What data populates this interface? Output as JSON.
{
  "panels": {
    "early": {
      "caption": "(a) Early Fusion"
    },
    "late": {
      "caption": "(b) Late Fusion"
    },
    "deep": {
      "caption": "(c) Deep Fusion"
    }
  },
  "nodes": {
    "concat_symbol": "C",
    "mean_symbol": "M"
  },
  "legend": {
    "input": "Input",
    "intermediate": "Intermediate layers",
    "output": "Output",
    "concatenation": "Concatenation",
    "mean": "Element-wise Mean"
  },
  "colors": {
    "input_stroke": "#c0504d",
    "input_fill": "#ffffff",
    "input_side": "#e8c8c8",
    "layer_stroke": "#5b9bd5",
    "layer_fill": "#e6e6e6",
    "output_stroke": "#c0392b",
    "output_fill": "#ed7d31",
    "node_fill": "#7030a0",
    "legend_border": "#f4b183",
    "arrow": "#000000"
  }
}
====
**Goal**:
Reproduce the entries above in full, verbatim.

**Written reply**:
What data populates this interface? Output as JSON.
{
  "panels": {
    "early": {
      "caption": "(a) Early Fusion"
    },
    "late": {
      "caption": "(b) Late Fusion"
    },
    "deep": {
      "caption": "(c) Deep Fusion"
    }
  },
  "nodes": {
    "concat_symbol": "C",
    "mean_symbol": "M"
  },
  "legend": {
    "input": "Input",
    "intermediate": "Intermediate layers",
    "output": "Output",
    "concatenation": "Concatenation",
    "mean": "Element-wise Mean"
  },
  "colors": {
    "input_stroke": "#c0504d",
    "input_fill": "#ffffff",
    "input_side": "#e8c8c8",
    "layer_stroke": "#5b9bd5",
    "layer_fill": "#e6e6e6",
    "output_stroke": "#c0392b",
    "output_fill": "#ed7d31",
    "node_fill": "#7030a0",
    "legend_border": "#f4b183",
    "arrow": "#000000"
  }
}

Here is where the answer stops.